» **ACTIVITY**
Please return every record exactly, with no pictures included.

··· THE INPUT

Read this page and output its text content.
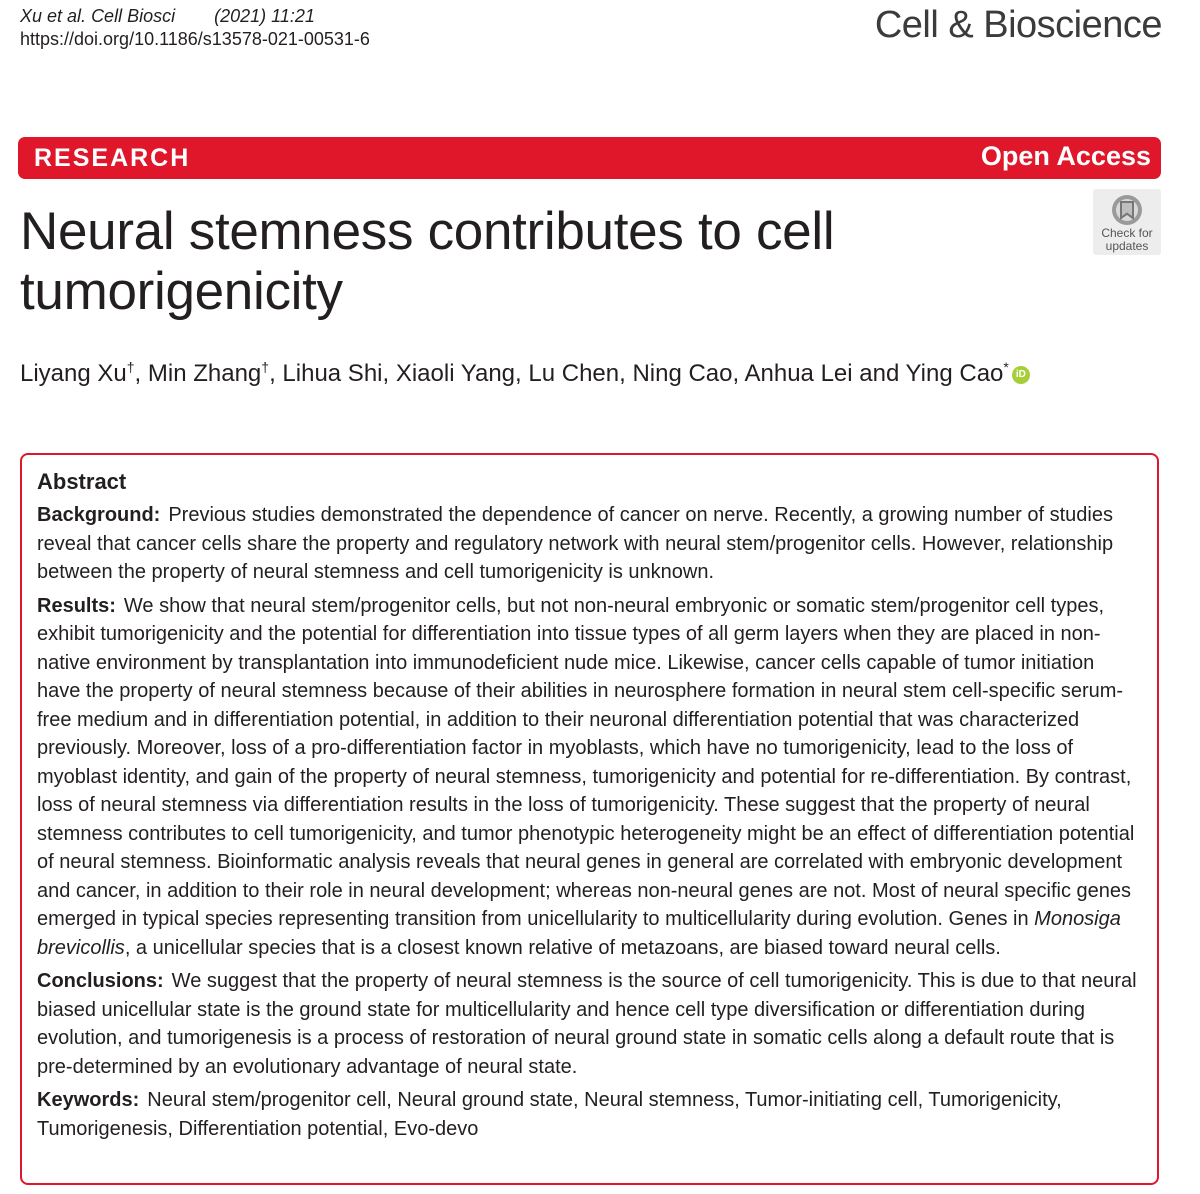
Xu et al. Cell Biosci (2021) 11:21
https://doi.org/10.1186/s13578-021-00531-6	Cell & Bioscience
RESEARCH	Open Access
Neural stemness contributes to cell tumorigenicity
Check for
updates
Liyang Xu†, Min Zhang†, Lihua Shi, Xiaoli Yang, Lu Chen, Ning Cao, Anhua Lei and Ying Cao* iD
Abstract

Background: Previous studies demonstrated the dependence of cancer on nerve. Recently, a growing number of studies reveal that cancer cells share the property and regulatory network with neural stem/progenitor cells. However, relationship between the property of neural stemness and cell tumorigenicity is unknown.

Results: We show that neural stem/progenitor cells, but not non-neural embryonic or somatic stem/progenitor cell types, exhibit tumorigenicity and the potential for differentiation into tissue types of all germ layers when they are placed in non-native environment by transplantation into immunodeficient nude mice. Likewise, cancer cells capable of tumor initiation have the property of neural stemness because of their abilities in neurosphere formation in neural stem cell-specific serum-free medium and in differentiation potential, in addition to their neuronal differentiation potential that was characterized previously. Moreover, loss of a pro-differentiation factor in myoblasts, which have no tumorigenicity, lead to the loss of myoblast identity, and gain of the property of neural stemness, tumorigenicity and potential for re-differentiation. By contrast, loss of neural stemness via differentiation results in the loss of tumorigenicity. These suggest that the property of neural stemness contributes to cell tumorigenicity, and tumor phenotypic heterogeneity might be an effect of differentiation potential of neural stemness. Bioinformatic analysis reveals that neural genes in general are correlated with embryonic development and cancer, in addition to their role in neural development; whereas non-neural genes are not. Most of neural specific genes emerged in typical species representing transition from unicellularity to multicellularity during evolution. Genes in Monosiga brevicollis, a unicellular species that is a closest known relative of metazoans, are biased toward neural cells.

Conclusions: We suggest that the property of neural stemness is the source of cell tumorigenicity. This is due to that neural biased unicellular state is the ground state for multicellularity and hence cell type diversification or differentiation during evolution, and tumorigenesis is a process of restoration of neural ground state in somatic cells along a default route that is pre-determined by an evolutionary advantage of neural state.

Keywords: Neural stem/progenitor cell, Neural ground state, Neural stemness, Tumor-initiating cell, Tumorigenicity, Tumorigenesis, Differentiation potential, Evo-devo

······

» **EXERCISE OUTPUT**
Read this page and output its text content.
Xu et al. Cell Biosci (2021) 11:21
https://doi.org/10.1186/s13578-021-00531-6	Cell & Bioscience
RESEARCH	Open Access
Neural stemness contributes to cell tumorigenicity
Check for
updates
Liyang Xu†, Min Zhang†, Lihua Shi, Xiaoli Yang, Lu Chen, Ning Cao, Anhua Lei and Ying Cao* iD
Abstract

Background: Previous studies demonstrated the dependence of cancer on nerve. Recently, a growing number of studies reveal that cancer cells share the property and regulatory network with neural stem/progenitor cells. However, relationship between the property of neural stemness and cell tumorigenicity is unknown.

Results: We show that neural stem/progenitor cells, but not non-neural embryonic or somatic stem/progenitor cell types, exhibit tumorigenicity and the potential for differentiation into tissue types of all germ layers when they are placed in non-native environment by transplantation into immunodeficient nude mice. Likewise, cancer cells capable of tumor initiation have the property of neural stemness because of their abilities in neurosphere formation in neural stem cell-specific serum-free medium and in differentiation potential, in addition to their neuronal differentiation potential that was characterized previously. Moreover, loss of a pro-differentiation factor in myoblasts, which have no tumorigenicity, lead to the loss of myoblast identity, and gain of the property of neural stemness, tumorigenicity and potential for re-differentiation. By contrast, loss of neural stemness via differentiation results in the loss of tumorigenicity. These suggest that the property of neural stemness contributes to cell tumorigenicity, and tumor phenotypic heterogeneity might be an effect of differentiation potential of neural stemness. Bioinformatic analysis reveals that neural genes in general are correlated with embryonic development and cancer, in addition to their role in neural development; whereas non-neural genes are not. Most of neural specific genes emerged in typical species representing transition from unicellularity to multicellularity during evolution. Genes in Monosiga brevicollis, a unicellular species that is a closest known relative of metazoans, are biased toward neural cells.

Conclusions: We suggest that the property of neural stemness is the source of cell tumorigenicity. This is due to that neural biased unicellular state is the ground state for multicellularity and hence cell type diversification or differentiation during evolution, and tumorigenesis is a process of restoration of neural ground state in somatic cells along a default route that is pre-determined by an evolutionary advantage of neural state.

Keywords: Neural stem/progenitor cell, Neural ground state, Neural stemness, Tumor-initiating cell, Tumorigenicity, Tumorigenesis, Differentiation potential, Evo-devo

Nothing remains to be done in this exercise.